(Aim of the task):
Using the listing below, extract each line that has the word "title" in it.

(Records to use):

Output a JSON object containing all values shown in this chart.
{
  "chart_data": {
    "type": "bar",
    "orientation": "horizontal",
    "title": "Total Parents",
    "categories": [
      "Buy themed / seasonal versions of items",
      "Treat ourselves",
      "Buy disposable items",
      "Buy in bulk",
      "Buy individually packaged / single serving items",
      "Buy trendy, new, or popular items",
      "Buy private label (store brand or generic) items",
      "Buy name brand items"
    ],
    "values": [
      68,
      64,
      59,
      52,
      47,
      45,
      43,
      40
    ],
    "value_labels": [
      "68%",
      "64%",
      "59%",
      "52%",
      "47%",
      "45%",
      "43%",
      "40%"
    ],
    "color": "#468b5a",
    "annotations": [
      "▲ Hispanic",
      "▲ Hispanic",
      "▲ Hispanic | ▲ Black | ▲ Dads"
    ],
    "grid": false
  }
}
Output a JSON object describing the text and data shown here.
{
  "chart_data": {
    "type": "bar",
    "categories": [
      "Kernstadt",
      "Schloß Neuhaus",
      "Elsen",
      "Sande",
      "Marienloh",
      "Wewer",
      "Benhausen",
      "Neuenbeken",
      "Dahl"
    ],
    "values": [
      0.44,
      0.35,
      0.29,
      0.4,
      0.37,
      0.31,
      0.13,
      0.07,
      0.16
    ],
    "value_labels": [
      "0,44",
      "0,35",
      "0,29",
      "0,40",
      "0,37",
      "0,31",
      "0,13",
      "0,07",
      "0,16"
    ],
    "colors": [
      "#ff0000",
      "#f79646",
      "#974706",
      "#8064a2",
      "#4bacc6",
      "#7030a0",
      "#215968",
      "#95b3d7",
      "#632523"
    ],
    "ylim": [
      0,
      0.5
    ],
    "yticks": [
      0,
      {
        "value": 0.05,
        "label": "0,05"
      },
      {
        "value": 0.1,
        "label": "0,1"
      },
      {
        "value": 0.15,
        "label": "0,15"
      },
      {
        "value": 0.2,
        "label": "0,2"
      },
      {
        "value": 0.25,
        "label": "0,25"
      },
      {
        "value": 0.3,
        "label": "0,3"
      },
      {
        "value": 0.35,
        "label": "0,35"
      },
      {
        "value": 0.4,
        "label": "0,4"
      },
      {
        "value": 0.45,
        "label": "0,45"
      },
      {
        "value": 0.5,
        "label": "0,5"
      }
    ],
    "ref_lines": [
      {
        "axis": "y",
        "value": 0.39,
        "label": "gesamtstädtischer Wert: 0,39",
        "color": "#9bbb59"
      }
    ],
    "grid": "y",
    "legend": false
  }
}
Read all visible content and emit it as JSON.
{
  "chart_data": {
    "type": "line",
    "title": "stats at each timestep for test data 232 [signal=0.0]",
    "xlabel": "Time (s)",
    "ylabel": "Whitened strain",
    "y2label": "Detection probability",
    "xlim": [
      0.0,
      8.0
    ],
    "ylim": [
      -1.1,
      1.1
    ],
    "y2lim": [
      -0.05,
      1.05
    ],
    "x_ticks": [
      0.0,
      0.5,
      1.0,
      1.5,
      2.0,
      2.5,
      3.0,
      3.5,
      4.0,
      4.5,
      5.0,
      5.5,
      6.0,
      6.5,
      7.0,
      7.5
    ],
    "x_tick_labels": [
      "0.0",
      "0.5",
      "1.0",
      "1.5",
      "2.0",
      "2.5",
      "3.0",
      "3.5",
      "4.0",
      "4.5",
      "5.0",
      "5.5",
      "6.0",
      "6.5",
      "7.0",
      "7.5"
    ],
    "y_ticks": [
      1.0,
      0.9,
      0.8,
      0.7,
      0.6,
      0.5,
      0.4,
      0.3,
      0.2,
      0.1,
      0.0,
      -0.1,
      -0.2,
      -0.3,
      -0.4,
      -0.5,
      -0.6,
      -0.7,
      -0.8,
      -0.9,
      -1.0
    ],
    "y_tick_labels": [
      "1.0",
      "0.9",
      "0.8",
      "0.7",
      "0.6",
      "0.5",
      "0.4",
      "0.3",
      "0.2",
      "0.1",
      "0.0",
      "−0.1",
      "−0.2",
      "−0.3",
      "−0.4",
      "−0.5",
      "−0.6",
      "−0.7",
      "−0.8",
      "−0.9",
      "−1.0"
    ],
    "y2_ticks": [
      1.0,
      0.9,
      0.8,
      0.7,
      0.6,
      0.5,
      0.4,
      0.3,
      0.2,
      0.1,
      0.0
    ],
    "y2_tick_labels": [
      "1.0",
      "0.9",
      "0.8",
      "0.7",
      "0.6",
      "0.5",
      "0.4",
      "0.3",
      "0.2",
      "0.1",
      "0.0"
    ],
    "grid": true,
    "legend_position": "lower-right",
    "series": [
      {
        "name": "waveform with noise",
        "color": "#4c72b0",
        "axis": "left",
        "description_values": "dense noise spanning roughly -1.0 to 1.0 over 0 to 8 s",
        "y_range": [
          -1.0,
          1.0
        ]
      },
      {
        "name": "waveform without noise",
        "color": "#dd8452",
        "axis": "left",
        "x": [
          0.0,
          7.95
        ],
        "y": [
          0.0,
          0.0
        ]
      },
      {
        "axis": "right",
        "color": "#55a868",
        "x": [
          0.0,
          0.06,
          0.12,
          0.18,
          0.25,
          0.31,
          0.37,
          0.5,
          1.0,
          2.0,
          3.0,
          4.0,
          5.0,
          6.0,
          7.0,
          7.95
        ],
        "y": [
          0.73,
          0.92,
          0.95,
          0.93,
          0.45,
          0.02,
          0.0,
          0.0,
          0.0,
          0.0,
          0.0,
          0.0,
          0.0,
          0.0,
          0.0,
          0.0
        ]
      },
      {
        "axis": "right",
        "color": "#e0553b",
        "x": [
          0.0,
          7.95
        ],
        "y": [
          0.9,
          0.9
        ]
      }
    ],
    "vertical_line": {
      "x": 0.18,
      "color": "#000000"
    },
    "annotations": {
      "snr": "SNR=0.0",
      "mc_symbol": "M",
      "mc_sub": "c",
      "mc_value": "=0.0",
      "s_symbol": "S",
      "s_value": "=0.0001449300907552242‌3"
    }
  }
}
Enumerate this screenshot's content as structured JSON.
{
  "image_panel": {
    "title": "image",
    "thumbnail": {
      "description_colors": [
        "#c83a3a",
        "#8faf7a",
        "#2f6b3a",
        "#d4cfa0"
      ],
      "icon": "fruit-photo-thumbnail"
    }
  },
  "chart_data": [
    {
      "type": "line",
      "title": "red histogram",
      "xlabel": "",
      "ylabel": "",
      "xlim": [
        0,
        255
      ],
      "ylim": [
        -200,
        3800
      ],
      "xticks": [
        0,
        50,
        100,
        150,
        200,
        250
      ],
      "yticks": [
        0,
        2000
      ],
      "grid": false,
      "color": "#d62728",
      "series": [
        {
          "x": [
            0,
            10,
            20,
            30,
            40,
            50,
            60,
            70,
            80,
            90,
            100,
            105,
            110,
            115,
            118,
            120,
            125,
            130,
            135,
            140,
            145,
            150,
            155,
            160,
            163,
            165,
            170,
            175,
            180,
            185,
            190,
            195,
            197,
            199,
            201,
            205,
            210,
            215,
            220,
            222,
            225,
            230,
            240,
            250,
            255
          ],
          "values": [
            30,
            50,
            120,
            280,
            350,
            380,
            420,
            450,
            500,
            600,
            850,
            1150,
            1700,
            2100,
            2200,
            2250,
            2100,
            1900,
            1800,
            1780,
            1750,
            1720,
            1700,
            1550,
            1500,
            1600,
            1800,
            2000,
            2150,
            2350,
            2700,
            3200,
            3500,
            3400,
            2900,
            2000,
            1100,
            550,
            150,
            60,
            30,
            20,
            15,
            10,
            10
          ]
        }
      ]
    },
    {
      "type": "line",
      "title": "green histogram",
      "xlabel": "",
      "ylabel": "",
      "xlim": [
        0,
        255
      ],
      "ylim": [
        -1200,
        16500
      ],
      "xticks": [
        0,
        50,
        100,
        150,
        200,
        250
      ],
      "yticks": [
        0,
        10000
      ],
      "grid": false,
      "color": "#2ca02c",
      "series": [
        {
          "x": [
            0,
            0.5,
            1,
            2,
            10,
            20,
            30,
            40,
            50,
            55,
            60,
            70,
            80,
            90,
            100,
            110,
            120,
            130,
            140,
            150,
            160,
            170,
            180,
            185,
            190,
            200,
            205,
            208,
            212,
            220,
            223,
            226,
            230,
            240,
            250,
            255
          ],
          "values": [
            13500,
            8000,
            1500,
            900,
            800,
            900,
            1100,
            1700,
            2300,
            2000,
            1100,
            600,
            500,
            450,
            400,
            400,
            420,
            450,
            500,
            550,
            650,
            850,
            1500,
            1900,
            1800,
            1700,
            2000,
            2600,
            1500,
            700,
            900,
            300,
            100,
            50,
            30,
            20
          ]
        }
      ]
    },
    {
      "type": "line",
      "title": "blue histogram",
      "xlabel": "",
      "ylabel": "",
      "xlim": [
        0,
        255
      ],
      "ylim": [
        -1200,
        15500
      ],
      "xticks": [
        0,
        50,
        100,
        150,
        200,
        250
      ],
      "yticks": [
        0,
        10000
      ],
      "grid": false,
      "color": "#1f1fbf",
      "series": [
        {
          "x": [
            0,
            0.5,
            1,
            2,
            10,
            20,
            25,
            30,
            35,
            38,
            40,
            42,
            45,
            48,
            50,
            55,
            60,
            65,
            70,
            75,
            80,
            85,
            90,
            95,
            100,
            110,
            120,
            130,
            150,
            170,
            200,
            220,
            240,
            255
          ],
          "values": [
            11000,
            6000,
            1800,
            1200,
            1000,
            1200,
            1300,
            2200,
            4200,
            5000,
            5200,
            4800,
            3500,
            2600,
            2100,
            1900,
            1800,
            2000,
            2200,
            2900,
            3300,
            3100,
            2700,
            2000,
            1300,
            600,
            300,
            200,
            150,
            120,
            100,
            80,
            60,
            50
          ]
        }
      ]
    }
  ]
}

(Exercise solution):
    "title": "Total Parents",
    "title": "stats at each timestep for test data 232 [signal=0.0]",
    "title": "image",
      "title": "red histogram",
      "title": "green histogram",
      "title": "blue histogram",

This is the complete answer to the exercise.